=== Work instructions ===
Copy all lines of the listing that include the string "this".

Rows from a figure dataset
------------------------------------------------
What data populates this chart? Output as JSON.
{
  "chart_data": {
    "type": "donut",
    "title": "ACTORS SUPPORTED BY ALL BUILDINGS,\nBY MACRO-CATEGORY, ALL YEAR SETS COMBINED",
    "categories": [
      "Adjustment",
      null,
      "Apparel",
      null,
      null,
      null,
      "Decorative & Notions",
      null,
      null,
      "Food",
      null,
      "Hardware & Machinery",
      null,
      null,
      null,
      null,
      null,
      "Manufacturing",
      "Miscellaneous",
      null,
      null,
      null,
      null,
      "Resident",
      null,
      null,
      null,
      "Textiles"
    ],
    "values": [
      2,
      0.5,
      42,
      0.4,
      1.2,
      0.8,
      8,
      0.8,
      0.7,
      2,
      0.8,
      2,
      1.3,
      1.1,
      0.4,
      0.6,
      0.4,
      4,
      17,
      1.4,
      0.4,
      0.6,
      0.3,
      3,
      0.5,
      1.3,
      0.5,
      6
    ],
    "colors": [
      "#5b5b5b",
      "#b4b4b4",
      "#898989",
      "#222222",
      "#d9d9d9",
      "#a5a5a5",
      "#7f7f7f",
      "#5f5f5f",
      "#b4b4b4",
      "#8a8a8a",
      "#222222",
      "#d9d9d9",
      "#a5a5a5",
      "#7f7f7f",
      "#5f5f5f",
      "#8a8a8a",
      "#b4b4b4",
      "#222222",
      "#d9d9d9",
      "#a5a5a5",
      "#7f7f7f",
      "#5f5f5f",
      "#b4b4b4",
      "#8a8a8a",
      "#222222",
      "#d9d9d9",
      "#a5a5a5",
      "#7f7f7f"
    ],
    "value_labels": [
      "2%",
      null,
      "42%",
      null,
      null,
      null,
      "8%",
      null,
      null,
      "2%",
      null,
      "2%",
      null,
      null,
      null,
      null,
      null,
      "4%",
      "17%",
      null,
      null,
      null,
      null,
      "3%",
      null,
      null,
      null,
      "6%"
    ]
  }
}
------------------------------------------------
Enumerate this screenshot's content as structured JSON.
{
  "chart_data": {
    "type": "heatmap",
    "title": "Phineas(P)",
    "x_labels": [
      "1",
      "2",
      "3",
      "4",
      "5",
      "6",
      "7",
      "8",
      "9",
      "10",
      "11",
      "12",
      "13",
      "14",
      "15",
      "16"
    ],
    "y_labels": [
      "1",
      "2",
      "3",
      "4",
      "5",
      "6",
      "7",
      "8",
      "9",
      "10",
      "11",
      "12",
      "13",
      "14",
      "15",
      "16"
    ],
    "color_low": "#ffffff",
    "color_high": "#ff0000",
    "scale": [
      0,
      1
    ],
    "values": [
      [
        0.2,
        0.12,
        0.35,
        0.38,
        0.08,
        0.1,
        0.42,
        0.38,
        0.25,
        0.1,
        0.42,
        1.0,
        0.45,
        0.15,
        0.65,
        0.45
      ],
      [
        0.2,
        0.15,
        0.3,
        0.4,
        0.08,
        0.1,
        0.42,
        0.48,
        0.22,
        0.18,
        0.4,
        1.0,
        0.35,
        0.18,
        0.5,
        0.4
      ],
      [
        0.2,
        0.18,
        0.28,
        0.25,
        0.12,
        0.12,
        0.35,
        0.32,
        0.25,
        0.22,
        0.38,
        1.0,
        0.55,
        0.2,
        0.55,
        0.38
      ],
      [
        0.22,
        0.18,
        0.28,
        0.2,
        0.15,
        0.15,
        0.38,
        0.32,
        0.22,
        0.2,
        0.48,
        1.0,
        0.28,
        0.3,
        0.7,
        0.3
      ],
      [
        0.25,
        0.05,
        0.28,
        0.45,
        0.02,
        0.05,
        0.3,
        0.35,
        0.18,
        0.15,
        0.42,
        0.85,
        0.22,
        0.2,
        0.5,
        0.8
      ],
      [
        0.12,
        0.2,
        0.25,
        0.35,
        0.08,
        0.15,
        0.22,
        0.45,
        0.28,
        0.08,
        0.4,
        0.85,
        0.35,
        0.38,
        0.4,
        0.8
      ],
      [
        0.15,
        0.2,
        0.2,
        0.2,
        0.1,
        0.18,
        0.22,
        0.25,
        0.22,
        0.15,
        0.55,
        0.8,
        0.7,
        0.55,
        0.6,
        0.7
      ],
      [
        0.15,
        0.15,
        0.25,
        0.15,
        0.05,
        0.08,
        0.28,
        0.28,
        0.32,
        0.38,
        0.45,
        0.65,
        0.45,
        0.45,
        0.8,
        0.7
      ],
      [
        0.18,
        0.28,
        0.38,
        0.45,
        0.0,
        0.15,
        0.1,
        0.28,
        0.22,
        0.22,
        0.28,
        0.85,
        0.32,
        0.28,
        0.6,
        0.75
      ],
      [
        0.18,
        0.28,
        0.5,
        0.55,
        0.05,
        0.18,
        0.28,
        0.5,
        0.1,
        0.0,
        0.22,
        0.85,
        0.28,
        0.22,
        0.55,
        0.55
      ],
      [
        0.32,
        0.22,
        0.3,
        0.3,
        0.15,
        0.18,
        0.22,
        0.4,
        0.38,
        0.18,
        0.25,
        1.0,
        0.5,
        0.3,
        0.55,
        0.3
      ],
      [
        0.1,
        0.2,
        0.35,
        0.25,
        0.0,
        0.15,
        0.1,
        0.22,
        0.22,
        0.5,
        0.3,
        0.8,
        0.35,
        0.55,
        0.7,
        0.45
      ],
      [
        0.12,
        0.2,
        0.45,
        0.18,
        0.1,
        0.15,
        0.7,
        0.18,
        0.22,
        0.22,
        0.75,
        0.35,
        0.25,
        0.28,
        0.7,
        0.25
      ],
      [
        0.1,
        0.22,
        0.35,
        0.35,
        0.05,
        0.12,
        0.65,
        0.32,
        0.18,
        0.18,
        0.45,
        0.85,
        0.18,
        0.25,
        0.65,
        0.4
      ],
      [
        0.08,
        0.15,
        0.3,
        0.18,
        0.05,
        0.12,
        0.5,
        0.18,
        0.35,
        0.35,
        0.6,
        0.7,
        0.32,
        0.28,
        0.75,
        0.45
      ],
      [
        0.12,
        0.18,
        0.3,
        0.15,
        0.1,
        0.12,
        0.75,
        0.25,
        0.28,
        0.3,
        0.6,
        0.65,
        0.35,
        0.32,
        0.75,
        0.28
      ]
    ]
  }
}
------------------------------------------------
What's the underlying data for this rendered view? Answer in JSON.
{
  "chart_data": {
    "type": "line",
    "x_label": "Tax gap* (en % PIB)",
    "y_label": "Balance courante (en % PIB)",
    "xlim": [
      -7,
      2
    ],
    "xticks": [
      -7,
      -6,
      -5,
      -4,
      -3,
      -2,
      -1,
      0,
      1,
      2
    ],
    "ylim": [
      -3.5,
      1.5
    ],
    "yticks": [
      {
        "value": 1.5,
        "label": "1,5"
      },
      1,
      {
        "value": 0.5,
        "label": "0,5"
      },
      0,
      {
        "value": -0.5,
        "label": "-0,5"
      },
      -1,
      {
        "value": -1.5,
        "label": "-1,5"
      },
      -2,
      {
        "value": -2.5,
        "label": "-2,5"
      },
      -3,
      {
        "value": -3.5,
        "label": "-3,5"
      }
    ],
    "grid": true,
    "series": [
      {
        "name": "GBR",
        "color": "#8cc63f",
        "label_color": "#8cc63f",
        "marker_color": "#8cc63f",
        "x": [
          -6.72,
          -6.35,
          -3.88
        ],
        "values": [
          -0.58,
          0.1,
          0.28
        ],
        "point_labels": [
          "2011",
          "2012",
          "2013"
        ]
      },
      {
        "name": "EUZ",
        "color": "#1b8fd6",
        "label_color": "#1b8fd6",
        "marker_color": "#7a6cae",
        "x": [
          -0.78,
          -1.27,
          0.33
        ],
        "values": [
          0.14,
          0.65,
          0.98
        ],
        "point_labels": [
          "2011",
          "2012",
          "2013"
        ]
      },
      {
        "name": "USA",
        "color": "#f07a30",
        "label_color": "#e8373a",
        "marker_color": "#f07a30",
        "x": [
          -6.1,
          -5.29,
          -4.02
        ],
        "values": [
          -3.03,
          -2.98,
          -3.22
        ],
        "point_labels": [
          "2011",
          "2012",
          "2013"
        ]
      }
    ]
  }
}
------------------------------------------------
=== The output ===
What data populates this chart? Output as JSON.
Enumerate this screenshot's content as structured JSON.
What's the underlying data for this rendered view? Answer in JSON.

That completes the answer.